▸ WHAT IS REQUIRED:
Rewrite each of the entries below, replacing every occurrence of "subcol-header" with "subcolumn-header" and leaving all other text unchanged.

▸ STORED DATA:
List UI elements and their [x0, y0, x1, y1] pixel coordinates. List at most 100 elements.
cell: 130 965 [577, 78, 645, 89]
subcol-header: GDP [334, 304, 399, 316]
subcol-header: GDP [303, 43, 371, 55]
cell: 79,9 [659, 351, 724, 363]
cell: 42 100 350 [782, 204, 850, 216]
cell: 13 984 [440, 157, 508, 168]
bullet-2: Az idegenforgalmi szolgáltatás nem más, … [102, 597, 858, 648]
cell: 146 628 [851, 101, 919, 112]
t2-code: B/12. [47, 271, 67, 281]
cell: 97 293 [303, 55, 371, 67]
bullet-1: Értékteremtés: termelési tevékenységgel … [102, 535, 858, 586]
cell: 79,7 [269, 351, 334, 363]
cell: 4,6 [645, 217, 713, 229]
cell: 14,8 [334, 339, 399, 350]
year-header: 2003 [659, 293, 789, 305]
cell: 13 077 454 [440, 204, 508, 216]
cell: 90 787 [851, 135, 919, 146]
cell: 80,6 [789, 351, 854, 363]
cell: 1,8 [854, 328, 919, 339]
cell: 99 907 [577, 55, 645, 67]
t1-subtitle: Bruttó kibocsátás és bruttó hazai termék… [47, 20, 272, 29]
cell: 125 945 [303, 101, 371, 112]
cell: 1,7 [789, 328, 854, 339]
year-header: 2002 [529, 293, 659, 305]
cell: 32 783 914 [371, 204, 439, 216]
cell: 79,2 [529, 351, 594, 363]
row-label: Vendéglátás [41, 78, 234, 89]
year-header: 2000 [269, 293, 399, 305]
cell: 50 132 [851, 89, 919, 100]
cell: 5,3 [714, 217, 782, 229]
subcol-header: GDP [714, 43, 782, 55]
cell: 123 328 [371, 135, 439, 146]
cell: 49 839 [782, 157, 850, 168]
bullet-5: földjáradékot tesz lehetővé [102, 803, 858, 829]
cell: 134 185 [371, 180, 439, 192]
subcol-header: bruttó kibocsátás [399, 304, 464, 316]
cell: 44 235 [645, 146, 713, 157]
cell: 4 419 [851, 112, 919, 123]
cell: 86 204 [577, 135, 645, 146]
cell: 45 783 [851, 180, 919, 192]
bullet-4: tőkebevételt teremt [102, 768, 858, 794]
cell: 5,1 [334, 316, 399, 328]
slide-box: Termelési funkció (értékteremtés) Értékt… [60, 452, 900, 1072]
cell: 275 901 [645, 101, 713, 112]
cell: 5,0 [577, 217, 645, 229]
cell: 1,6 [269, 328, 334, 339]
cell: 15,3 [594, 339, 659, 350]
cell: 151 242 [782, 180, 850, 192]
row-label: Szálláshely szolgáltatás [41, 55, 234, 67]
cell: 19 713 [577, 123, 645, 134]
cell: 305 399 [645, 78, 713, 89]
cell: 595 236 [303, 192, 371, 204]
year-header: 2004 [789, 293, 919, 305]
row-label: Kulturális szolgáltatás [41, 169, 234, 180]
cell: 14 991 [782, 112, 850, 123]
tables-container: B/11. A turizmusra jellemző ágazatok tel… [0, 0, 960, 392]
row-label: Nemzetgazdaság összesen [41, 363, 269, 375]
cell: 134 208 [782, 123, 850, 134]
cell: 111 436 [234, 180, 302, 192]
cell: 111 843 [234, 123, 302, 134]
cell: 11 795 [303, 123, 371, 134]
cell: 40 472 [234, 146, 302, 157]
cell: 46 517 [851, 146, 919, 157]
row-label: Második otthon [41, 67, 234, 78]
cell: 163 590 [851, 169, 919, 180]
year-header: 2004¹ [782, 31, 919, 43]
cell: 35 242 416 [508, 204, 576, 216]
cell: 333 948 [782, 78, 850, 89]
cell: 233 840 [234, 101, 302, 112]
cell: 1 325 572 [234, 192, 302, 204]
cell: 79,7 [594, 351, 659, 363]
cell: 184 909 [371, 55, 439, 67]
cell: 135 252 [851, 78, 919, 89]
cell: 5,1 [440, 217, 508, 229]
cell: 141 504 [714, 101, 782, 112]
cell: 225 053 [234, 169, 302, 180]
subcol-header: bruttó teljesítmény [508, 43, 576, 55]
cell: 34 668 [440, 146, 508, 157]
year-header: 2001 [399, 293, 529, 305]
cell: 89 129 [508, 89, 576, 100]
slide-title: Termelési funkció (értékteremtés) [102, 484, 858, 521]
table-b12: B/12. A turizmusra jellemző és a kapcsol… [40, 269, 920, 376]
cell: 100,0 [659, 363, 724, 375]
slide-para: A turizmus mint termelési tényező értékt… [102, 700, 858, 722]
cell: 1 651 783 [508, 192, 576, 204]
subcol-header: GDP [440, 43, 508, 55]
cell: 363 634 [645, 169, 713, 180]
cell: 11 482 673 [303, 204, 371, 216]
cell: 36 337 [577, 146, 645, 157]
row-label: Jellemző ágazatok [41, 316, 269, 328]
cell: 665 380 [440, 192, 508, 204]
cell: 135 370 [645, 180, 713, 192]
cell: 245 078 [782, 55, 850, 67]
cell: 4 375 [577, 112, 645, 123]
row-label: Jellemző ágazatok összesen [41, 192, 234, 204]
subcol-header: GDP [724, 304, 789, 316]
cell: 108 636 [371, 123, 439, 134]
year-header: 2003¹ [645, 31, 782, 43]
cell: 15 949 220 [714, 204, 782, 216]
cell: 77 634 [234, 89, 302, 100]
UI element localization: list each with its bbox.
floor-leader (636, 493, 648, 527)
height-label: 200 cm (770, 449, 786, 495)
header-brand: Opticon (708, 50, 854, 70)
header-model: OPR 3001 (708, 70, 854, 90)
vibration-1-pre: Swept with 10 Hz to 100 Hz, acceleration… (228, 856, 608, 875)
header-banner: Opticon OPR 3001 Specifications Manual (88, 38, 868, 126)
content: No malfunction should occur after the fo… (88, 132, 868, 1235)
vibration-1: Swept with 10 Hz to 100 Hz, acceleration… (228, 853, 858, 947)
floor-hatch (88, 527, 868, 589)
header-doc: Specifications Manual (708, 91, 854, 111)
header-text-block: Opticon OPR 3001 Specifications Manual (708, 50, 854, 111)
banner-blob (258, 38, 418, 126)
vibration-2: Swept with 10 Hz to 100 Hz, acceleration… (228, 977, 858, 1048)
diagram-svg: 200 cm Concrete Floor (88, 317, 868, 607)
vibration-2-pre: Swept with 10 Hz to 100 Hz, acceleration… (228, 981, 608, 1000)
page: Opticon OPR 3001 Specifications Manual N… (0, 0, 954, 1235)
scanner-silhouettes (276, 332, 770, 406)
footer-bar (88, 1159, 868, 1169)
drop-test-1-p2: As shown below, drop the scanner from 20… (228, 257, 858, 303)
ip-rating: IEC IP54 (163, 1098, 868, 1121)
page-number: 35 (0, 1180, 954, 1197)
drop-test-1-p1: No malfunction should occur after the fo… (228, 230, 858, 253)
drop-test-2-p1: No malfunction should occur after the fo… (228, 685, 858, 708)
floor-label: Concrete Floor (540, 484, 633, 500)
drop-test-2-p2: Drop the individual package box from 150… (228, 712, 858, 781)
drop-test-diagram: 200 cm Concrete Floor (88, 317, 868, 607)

▸ RESULT BELOW:
List UI elements and their [x0, y0, x1, y1] pixel coordinates. List at most 100 elements.
cell: 130 965 [577, 78, 645, 89]
subcolumn-header: GDP [334, 304, 399, 316]
subcolumn-header: GDP [303, 43, 371, 55]
cell: 79,9 [659, 351, 724, 363]
cell: 42 100 350 [782, 204, 850, 216]
cell: 13 984 [440, 157, 508, 168]
bullet-2: Az idegenforgalmi szolgáltatás nem más, … [102, 597, 858, 648]
cell: 146 628 [851, 101, 919, 112]
t2-code: B/12. [47, 271, 67, 281]
cell: 97 293 [303, 55, 371, 67]
bullet-1: Értékteremtés: termelési tevékenységgel … [102, 535, 858, 586]
cell: 79,7 [269, 351, 334, 363]
cell: 4,6 [645, 217, 713, 229]
cell: 14,8 [334, 339, 399, 350]
year-header: 2003 [659, 293, 789, 305]
cell: 13 077 454 [440, 204, 508, 216]
cell: 90 787 [851, 135, 919, 146]
cell: 80,6 [789, 351, 854, 363]
cell: 1,8 [854, 328, 919, 339]
cell: 99 907 [577, 55, 645, 67]
t1-subtitle: Bruttó kibocsátás és bruttó hazai termék… [47, 20, 272, 29]
cell: 125 945 [303, 101, 371, 112]
cell: 1,7 [789, 328, 854, 339]
year-header: 2002 [529, 293, 659, 305]
cell: 32 783 914 [371, 204, 439, 216]
cell: 79,2 [529, 351, 594, 363]
row-label: Vendéglátás [41, 78, 234, 89]
year-header: 2000 [269, 293, 399, 305]
cell: 50 132 [851, 89, 919, 100]
cell: 5,3 [714, 217, 782, 229]
subcolumn-header: GDP [714, 43, 782, 55]
cell: 123 328 [371, 135, 439, 146]
cell: 49 839 [782, 157, 850, 168]
bullet-5: földjáradékot tesz lehetővé [102, 803, 858, 829]
cell: 134 185 [371, 180, 439, 192]
subcolumn-header: bruttó kibocsátás [399, 304, 464, 316]
cell: 44 235 [645, 146, 713, 157]
cell: 4 419 [851, 112, 919, 123]
cell: 86 204 [577, 135, 645, 146]
cell: 45 783 [851, 180, 919, 192]
bullet-4: tőkebevételt teremt [102, 768, 858, 794]
cell: 5,1 [334, 316, 399, 328]
slide-box: Termelési funkció (értékteremtés) Értékt… [60, 452, 900, 1072]
cell: 275 901 [645, 101, 713, 112]
cell: 5,0 [577, 217, 645, 229]
cell: 1,6 [269, 328, 334, 339]
cell: 15,3 [594, 339, 659, 350]
cell: 151 242 [782, 180, 850, 192]
row-label: Szálláshely szolgáltatás [41, 55, 234, 67]
cell: 19 713 [577, 123, 645, 134]
cell: 305 399 [645, 78, 713, 89]
cell: 595 236 [303, 192, 371, 204]
year-header: 2004 [789, 293, 919, 305]
row-label: Kulturális szolgáltatás [41, 169, 234, 180]
cell: 14 991 [782, 112, 850, 123]
tables-container: B/11. A turizmusra jellemző ágazatok tel… [0, 0, 960, 392]
row-label: Nemzetgazdaság összesen [41, 363, 269, 375]
cell: 134 208 [782, 123, 850, 134]
cell: 111 436 [234, 180, 302, 192]
cell: 111 843 [234, 123, 302, 134]
cell: 11 795 [303, 123, 371, 134]
cell: 40 472 [234, 146, 302, 157]
cell: 46 517 [851, 146, 919, 157]
row-label: Második otthon [41, 67, 234, 78]
cell: 163 590 [851, 169, 919, 180]
year-header: 2004¹ [782, 31, 919, 43]
cell: 35 242 416 [508, 204, 576, 216]
cell: 333 948 [782, 78, 850, 89]
cell: 233 840 [234, 101, 302, 112]
cell: 1 325 572 [234, 192, 302, 204]
cell: 79,7 [594, 351, 659, 363]
cell: 184 909 [371, 55, 439, 67]
cell: 135 252 [851, 78, 919, 89]
cell: 5,1 [440, 217, 508, 229]
cell: 141 504 [714, 101, 782, 112]
cell: 225 053 [234, 169, 302, 180]
subcolumn-header: bruttó teljesítmény [508, 43, 576, 55]
cell: 34 668 [440, 146, 508, 157]
year-header: 2001 [399, 293, 529, 305]
cell: 89 129 [508, 89, 576, 100]
slide-title: Termelési funkció (értékteremtés) [102, 484, 858, 521]
table-b12: B/12. A turizmusra jellemző és a kapcsol… [40, 269, 920, 376]
cell: 100,0 [659, 363, 724, 375]
slide-para: A turizmus mint termelési tényező értékt… [102, 700, 858, 722]
cell: 1 651 783 [508, 192, 576, 204]
subcolumn-header: GDP [440, 43, 508, 55]
cell: 363 634 [645, 169, 713, 180]
cell: 11 482 673 [303, 204, 371, 216]
cell: 36 337 [577, 146, 645, 157]
row-label: Jellemző ágazatok [41, 316, 269, 328]
cell: 665 380 [440, 192, 508, 204]
cell: 135 370 [645, 180, 713, 192]
cell: 245 078 [782, 55, 850, 67]
cell: 4 375 [577, 112, 645, 123]
row-label: Jellemző ágazatok összesen [41, 192, 234, 204]
subcolumn-header: GDP [724, 304, 789, 316]
cell: 108 636 [371, 123, 439, 134]
year-header: 2003¹ [645, 31, 782, 43]
cell: 15 949 220 [714, 204, 782, 216]
cell: 77 634 [234, 89, 302, 100]
UI element localization: list each with its bbox.
floor-leader (636, 493, 648, 527)
height-label: 200 cm (770, 449, 786, 495)
header-brand: Opticon (708, 50, 854, 70)
header-model: OPR 3001 (708, 70, 854, 90)
vibration-1-pre: Swept with 10 Hz to 100 Hz, acceleration… (228, 856, 608, 875)
header-banner: Opticon OPR 3001 Specifications Manual (88, 38, 868, 126)
content: No malfunction should occur after the fo… (88, 132, 868, 1235)
vibration-1: Swept with 10 Hz to 100 Hz, acceleration… (228, 853, 858, 947)
floor-hatch (88, 527, 868, 589)
header-doc: Specifications Manual (708, 91, 854, 111)
header-text-block: Opticon OPR 3001 Specifications Manual (708, 50, 854, 111)
banner-blob (258, 38, 418, 126)
vibration-2: Swept with 10 Hz to 100 Hz, acceleration… (228, 977, 858, 1048)
diagram-svg: 200 cm Concrete Floor (88, 317, 868, 607)
vibration-2-pre: Swept with 10 Hz to 100 Hz, acceleration… (228, 981, 608, 1000)
page: Opticon OPR 3001 Specifications Manual N… (0, 0, 954, 1235)
scanner-silhouettes (276, 332, 770, 406)
footer-bar (88, 1159, 868, 1169)
drop-test-1-p2: As shown below, drop the scanner from 20… (228, 257, 858, 303)
ip-rating: IEC IP54 (163, 1098, 868, 1121)
page-number: 35 (0, 1180, 954, 1197)
drop-test-1-p1: No malfunction should occur after the fo… (228, 230, 858, 253)
drop-test-2-p1: No malfunction should occur after the fo… (228, 685, 858, 708)
floor-label: Concrete Floor (540, 484, 633, 500)
drop-test-2-p2: Drop the individual package box from 150… (228, 712, 858, 781)
drop-test-diagram: 200 cm Concrete Floor (88, 317, 868, 607)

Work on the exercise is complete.